◆ **Tasks to perform**
• A. Answer these from the DQN LSTM error report, one answer per line, marked the same way:
(i) Which environment does the command pass with --env?
(ii) On which branch was the command run?
(iii) What line of sync_learner.py does the traceback point to?
• B. Carry on the DQN LSTM error report from its last line.

◆ **Text provided**
————————

` Input 0 of layer "sequential" is incompatible with the layer` using DQN LSTM

aik7 commented 1 year ago

@ fixBroken branch
python exarl/driver/ --env CartPole-v1 --n_episodes 1000 --n_steps 500 --learner_procs 1 --workflow sync --agent DQN-v0 --model_type LSTM
using my local machine

Error message

Traceback (most recent call last):
  File "/home/kagawa/anaconda3/envs/exarl/lib/python3.7/runpy.py", line 193, in _run_module_as_main
    "__main__", mod_spec)
  File "/home/kagawa/anaconda3/envs/exarl/lib/python3.7/runpy.py", line 85, in _run_code
    exec(code, run_globals)
  File "exarl/driver/__main__.py", line 39, in <module>
    exa_learner.run()
  File "/home/kagawa/Projects/ExaLearn/EXARL/exarl/base/learner_base.py", line 113, in run
    self.workflow.run(self)
  File "/home/kagawa/Projects/ExaLearn/EXARL/exarl/utils/profile.py", line 131, in wrapper_profile
    ret = func(*args, **kwargs)
  File "/home/kagawa/Projects/ExaLearn/EXARL/exarl/workflows/workflow_vault/sync_learner.py", line 767, in run
    self.actor(exalearner, nepisodes)

————————

◆ **Dataset excerpt**
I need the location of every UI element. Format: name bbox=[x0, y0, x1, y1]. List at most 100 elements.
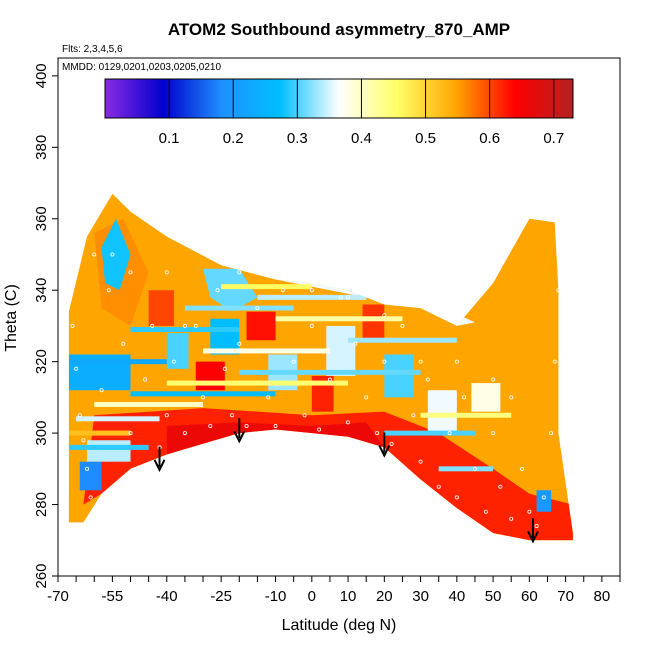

————————

◆ **Answers in order**
• A.
(i) CartPole-v1
(ii) fixBroken
(iii) Line 767

• B.
  File "/home/kagawa/Projects/ExaLearn/EXARL/exarl/utils/introspect.py", line 311, in wrapper
    result = func(*args, **kwargs)
  File "/home/kagawa/Projects/ExaLearn/EXARL/exarl/workflows/workflow_vault/sync_learner.py", line 669, in actor
    action, policy_type = exalearner.agent.action(self.current_state)
  File "/home/kagawa/Projects/ExaLearn/EXARL/exarl/agents/agent_vault/dqn.py", line 105, in action
    q_values = self._forward(observation)
  File "/home/kagawa/anaconda3/envs/exarl/lib/python3.7/site-packages/tensorflow/python/util/traceback_utils.py", line 153, in error_handler
    raise e.with_traceback(filtered_tb) from None
  File "/home/kagawa/anaconda3/envs/exarl/lib/python3.7/site-packages/tensorflow/python/framework/func_graph.py", line 1147, in autograph_handler
    raise e.ag_error_metadata.to_exception(e)
ValueError: in user code:

    File "/home/kagawa/Projects/ExaLearn/EXARL/exarl/agents/models/tf_model.py", line 212, in __call__  *
        ret = model(input, kwargs)
    File "/home/kagawa/anaconda3/envs/exarl/lib/python3.7/site-packages/keras/utils/traceback_utils.py", line 67, in error_handler  **
        raise e.with_traceback(filtered_tb) from None
    File "/home/kagawa/anaconda3/envs/exarl/lib/python3.7/site-packages/keras/engine/input_spec.py", line 264, in assert_input_compatibility
        raise ValueError(f'Input {input_index} of layer "{layer_name}" is '

    ValueError: Input 0 of layer "sequential" is incompatible with the layer: expected shape=(None, 1, 4), found shape=(1, 4)

aik7 commented 1 year ago

We need to change the input dimension.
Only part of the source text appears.